Task to carry out: From the entries below, copy every line that holds the word "this".

Data:

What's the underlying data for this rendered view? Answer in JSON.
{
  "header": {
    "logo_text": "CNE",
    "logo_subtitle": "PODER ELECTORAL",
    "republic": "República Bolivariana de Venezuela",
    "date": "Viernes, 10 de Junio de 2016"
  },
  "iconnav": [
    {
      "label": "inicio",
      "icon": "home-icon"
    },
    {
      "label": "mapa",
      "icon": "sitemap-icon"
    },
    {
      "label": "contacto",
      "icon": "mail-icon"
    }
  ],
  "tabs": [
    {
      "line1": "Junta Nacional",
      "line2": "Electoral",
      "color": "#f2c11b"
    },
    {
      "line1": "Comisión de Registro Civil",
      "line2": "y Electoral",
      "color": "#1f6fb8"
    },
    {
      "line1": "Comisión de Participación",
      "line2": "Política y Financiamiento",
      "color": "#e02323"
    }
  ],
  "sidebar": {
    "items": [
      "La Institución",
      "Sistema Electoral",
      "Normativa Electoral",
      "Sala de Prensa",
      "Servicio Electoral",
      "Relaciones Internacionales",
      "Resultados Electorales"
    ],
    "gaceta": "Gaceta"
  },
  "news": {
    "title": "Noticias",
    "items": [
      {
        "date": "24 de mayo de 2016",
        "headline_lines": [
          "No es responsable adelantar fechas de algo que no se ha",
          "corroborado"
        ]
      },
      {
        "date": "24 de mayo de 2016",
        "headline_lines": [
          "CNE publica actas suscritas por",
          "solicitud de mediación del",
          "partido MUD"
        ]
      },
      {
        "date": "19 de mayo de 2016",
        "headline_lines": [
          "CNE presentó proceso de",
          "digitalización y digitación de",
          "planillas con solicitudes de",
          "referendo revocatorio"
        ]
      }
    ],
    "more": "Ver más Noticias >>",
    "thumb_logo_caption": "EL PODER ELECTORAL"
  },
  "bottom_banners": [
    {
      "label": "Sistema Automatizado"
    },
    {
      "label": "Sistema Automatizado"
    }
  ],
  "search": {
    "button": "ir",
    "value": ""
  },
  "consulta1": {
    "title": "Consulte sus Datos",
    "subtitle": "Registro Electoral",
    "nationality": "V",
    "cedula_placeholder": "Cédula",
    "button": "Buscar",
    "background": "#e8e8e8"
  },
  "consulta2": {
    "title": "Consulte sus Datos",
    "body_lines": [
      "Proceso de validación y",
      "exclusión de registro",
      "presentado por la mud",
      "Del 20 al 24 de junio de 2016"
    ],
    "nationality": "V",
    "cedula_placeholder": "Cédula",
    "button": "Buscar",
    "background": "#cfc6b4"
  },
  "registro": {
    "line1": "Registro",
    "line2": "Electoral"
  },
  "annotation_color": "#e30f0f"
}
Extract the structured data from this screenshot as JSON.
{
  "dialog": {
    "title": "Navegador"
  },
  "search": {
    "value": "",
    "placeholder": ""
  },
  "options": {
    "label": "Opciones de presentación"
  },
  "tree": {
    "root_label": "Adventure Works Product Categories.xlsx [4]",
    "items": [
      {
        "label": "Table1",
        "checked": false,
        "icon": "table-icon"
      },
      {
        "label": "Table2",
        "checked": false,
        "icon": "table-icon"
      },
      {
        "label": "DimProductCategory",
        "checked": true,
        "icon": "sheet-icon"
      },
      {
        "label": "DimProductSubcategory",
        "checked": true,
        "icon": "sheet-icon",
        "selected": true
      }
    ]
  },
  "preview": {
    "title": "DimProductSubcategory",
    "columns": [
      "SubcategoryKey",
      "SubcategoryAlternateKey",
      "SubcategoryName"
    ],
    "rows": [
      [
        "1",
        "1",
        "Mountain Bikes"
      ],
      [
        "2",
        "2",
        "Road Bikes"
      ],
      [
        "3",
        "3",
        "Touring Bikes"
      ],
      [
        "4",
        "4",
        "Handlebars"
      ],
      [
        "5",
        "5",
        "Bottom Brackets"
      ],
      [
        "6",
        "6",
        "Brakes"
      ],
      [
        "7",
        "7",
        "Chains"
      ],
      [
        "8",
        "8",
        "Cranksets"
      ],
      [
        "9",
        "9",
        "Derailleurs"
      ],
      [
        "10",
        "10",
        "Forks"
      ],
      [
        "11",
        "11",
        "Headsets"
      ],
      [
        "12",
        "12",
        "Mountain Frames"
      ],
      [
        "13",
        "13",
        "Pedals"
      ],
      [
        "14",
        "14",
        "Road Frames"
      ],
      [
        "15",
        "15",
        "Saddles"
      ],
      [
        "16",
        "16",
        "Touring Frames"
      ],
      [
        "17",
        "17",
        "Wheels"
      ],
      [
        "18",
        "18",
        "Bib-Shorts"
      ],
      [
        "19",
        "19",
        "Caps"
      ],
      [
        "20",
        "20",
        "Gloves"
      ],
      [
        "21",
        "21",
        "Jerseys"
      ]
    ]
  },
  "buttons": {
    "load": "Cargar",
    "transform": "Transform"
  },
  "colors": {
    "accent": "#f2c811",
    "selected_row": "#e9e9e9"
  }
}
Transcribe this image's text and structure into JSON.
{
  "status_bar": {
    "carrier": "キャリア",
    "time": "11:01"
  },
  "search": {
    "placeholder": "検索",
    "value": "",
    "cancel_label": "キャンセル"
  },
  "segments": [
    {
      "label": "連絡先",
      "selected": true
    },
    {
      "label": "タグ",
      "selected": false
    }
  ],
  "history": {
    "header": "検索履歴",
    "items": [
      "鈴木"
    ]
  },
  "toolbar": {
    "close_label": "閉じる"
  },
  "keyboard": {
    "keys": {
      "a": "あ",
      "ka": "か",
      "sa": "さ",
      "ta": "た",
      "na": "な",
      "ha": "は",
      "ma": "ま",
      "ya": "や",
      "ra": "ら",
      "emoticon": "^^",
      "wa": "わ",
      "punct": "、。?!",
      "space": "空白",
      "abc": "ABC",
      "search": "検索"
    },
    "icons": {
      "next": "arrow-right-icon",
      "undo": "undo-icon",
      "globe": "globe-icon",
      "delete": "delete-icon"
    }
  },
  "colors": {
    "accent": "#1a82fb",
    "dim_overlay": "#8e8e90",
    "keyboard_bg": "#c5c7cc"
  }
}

Full response:
What's the underlying data for this rendered view? Answer in JSON.
Extract the structured data from this screenshot as JSON.
Transcribe this image's text and structure into JSON.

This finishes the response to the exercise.